EXERCISE BRIEF
Give only the number of lines that include the string "name".

##### SUPPLIED DATA #####

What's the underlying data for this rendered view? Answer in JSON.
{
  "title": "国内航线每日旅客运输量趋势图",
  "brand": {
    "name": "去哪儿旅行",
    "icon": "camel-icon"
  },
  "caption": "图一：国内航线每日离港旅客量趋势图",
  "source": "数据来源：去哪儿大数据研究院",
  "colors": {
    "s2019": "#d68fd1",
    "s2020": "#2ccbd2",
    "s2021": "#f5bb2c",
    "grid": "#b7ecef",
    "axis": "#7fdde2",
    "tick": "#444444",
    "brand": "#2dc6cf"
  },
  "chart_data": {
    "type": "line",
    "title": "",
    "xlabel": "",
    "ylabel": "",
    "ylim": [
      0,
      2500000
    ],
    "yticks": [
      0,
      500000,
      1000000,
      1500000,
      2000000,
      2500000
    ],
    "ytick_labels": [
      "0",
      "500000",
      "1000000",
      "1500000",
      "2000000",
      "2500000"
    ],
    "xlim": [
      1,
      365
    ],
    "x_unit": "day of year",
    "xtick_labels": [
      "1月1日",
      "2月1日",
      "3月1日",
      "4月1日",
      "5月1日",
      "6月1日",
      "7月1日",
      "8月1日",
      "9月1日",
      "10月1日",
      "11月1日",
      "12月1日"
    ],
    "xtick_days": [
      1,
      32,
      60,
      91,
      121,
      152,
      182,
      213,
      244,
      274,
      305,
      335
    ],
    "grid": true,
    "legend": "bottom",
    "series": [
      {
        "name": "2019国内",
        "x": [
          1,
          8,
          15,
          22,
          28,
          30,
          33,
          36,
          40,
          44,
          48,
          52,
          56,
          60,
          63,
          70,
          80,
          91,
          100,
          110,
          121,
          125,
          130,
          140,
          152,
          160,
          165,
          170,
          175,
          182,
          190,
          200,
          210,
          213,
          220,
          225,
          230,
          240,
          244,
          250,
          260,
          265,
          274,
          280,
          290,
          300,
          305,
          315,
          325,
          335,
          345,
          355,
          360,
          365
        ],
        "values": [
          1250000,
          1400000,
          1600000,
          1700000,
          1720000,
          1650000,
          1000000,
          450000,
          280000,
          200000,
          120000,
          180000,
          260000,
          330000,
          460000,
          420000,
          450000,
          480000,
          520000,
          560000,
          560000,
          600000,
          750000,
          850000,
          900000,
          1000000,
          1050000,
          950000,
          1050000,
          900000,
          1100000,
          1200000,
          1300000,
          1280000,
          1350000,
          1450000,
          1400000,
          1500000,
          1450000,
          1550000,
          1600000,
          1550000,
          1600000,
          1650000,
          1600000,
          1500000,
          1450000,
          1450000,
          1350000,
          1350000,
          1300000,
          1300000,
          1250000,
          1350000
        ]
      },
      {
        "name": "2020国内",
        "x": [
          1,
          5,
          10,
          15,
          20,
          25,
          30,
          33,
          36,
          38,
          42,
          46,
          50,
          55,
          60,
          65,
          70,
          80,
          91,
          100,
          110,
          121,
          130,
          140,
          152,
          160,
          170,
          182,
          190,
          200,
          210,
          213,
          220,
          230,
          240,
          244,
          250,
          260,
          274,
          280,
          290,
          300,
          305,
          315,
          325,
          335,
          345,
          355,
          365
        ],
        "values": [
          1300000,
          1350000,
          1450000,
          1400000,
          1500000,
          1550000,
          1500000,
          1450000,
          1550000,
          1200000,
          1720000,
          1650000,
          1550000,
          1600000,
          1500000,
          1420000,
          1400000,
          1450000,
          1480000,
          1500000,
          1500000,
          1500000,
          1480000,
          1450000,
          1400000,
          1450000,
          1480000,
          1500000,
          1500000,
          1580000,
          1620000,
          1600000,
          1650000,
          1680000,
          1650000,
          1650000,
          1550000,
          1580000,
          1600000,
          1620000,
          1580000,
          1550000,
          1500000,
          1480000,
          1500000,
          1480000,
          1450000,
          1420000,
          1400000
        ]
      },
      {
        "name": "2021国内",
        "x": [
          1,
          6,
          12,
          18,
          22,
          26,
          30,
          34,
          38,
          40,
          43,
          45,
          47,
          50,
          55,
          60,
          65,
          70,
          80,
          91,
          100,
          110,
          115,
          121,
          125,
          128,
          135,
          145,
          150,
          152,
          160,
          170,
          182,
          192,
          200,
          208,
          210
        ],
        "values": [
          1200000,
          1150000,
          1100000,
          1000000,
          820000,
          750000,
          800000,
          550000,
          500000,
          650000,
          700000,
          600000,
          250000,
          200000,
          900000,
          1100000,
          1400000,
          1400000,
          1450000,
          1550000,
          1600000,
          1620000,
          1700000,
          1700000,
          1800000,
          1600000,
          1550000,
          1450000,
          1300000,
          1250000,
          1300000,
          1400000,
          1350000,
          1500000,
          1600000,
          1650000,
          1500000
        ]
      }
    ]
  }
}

#####

ANSWER TO THIS EXERCISE
4